**Written task**
Repeat each entry in full, exactly.

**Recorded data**

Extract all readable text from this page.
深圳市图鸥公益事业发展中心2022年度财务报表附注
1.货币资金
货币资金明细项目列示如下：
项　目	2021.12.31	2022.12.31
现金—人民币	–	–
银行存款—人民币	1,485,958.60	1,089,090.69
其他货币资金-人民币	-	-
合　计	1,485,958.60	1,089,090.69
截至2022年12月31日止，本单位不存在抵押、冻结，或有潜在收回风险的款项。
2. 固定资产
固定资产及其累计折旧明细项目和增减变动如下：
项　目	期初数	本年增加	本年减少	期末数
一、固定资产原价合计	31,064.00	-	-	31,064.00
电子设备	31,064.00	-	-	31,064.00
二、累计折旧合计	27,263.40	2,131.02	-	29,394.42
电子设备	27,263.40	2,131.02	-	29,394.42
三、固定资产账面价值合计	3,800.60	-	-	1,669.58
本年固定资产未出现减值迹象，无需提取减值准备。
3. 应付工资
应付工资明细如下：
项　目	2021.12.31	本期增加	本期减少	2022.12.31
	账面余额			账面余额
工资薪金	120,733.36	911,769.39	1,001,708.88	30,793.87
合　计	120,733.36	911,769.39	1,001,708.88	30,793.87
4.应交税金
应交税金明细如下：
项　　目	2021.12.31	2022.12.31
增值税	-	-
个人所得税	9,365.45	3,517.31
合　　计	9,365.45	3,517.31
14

**Reply to the task**
Extract all readable text from this page.
深圳市图鸥公益事业发展中心2022年度财务报表附注
1.货币资金
货币资金明细项目列示如下：
项　目	2021.12.31	2022.12.31
现金—人民币	–	–
银行存款—人民币	1,485,958.60	1,089,090.69
其他货币资金-人民币	-	-
合　计	1,485,958.60	1,089,090.69
截至2022年12月31日止，本单位不存在抵押、冻结，或有潜在收回风险的款项。
2. 固定资产
固定资产及其累计折旧明细项目和增减变动如下：
项　目	期初数	本年增加	本年减少	期末数
一、固定资产原价合计	31,064.00	-	-	31,064.00
电子设备	31,064.00	-	-	31,064.00
二、累计折旧合计	27,263.40	2,131.02	-	29,394.42
电子设备	27,263.40	2,131.02	-	29,394.42
三、固定资产账面价值合计	3,800.60	-	-	1,669.58
本年固定资产未出现减值迹象，无需提取减值准备。
3. 应付工资
应付工资明细如下：
项　目	2021.12.31	本期增加	本期减少	2022.12.31
	账面余额			账面余额
工资薪金	120,733.36	911,769.39	1,001,708.88	30,793.87
合　计	120,733.36	911,769.39	1,001,708.88	30,793.87
4.应交税金
应交税金明细如下：
项　　目	2021.12.31	2022.12.31
增值税	-	-
个人所得税	9,365.45	3,517.31
合　　计	9,365.45	3,517.31
14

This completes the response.